所示文段 »
+ + + +

如图2所示,为本公开实施例提供的HEVC编码框架的组成结构示意图。首先对HEVC的编码过程进行详细说明,一帧图像从帧缓存中读取到之后送入到编码器,先经过帧内或帧间预测之后得到预测值,其中,帧内预测是参考周围像素来插值出预测像素,参考的是空域上信息,帧间预测是从参考帧中找出与目标块最匹配的位置,参考的是时域上信息,帧间预测可包括:运动估计 (Motion Estimation,ME)和运动补偿(Motion Compensation,MC)。在得到预测值之后,将预测值与输入数据相减,得到残差,然后进行离散余弦变换(Discrete Cosine Transform,DCT)变化和量化,得到残差系数,然后送入熵编码模块输出码流,同时,残差系数经反量化反变换之后,得到重构图像的残差值,再和帧内或者帧间的预测值相加,从而得到了重构图像,重构图像再经环内滤波之后,进入参考帧队列,作为下一帧的参考图像,从而一帧帧向后编码。其中,环内滤波可包括去块滤波(Deblocking Filter,DBF)和自适应像素补偿(Sample Adaptive Offset,SAO)。

+ + + +

任务说明 »
a - 把上面这段HEVC编码框架说明中的下面一句译成英文:“其中,环内滤波可包括去块滤波(Deblocking Filter,DBF)和自适应像素补偿(Sample Adaptive Offset,SAO)。”
b - 请从上面这段HEVC编码框架说明的最后一句之后接着往下写。

取自某一集合的条目 »
+ + + +

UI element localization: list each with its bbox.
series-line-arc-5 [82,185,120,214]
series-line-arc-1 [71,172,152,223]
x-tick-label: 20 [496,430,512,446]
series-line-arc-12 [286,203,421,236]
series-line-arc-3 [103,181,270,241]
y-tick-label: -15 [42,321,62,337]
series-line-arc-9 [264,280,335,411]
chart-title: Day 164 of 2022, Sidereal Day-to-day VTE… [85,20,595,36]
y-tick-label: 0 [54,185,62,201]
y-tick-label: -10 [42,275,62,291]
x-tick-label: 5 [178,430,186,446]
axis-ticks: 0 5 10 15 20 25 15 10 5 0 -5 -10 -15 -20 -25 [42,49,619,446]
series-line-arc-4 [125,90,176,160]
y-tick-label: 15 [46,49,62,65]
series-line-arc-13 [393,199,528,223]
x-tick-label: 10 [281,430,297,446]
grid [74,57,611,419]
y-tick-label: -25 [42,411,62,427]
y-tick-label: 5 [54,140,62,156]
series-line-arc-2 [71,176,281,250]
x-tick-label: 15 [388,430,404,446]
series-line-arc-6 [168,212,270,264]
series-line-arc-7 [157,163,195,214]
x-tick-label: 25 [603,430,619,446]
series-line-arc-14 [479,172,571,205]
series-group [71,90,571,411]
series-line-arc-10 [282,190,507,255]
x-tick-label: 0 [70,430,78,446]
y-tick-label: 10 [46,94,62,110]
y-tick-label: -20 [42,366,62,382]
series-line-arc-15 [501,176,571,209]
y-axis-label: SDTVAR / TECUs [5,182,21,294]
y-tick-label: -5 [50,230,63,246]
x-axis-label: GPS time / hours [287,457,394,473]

+ + + +

参考答案 »
a - Here, in-loop filtering may include deblocking filtering (Deblocking Filter, DBF) and sample adaptive offset (Sample Adaptive Offset, SAO).

b -
在HEVC编码中,由于分割更细致,方向也更多,因此计算量非常大,要想实现高压缩性能,必须对整个编码器进行优化,一般,帧间预测和帧间部分的熵编码占了整个计算量的90%左右,帧内预测和帧内部分的熵编码占有8%,SAO和DB共占不到1%。而其中,ME部分就占了整个计算量的30%~40%,随着其他部分优化,占得比重也越来越大。
ME包含有3部分:整像素运动估计、二分之一像素运动估计(Half Motion Estimation,HME)、四分之一像素运动估计(Quarter Motion Estimation,QME)。
本公开实施例中提出一种减少运动估计点的个数,同时压缩性能又不下降的方案,可以提升编码速度,降低计算的复杂度,从而降低视频压缩实时编码机器的要求。
在本公开实施例中,包括了如下三部分:编码器架构调整、HME优化、QHE优化。首先将分像素运动估计时需要的插值部分,放在目标块重建数据经DB和SAO处理之后立刻进行,插值出二分之一像素的所有位置对应的参考像素,及四分之一水平方向的2个位置参考像素,然后做帧间预测二分之一像素估计时,直接根据mv取值,在做四分之一像素运动估计时,再根据mv的情况确定是否插值,避免重复插值。同时,在做二分之一像素运动估计时,根据周围四个像素的代价,来确定四分之一像素运动估计时,需要做哪个区的位置点,最终四分之一像素估计时只做3个点即达到了原先8个点的压缩性能。另外,在二分之一像素运动估计时,设计了一套完整的补点策略,先做4个点,然后再确定是否结束,或者补其他位置点。
在如图2所示的编码器架构中,整帧所有编码树单元(coding tree unit, CTU)编码完成之后,再做整帧的DB,然后整帧的SAO,最后进入参考帧队列,而在分像素运动估计时,参考像素不存在,根据mv坐标现插值,也就是即插即用,需要哪个位置就插值出哪个位置,然后计算比较得到最优mv位置。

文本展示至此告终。